--- RAW DATA ---
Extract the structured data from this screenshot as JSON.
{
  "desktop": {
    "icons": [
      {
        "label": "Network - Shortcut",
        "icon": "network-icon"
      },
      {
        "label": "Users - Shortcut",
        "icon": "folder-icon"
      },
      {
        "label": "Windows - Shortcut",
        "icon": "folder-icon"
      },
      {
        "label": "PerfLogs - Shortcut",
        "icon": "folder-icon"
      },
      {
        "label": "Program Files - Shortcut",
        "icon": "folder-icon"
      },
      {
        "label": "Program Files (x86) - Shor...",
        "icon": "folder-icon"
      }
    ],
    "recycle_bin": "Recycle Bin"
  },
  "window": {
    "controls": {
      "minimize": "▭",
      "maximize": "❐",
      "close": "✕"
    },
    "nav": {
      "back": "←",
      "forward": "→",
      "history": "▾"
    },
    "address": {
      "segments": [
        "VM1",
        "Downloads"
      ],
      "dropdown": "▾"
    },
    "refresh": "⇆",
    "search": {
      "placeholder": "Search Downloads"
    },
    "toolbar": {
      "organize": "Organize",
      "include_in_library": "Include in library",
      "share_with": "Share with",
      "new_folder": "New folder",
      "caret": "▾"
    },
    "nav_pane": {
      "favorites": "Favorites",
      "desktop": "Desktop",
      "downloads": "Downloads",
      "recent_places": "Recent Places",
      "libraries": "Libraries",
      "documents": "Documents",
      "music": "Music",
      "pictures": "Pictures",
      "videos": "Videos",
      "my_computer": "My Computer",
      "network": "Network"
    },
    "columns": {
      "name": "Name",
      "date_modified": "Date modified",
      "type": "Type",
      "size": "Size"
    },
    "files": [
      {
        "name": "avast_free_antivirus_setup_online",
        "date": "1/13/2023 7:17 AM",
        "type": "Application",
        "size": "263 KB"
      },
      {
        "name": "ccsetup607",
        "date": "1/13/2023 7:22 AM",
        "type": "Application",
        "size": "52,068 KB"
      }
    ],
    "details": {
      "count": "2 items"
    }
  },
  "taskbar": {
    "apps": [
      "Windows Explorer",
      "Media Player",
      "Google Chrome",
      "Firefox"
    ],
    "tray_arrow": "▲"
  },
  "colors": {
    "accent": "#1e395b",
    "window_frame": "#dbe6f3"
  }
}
---
Scan each line of the entries above for the word "Shortcut" and report how many lines contain it, with nothing else.

5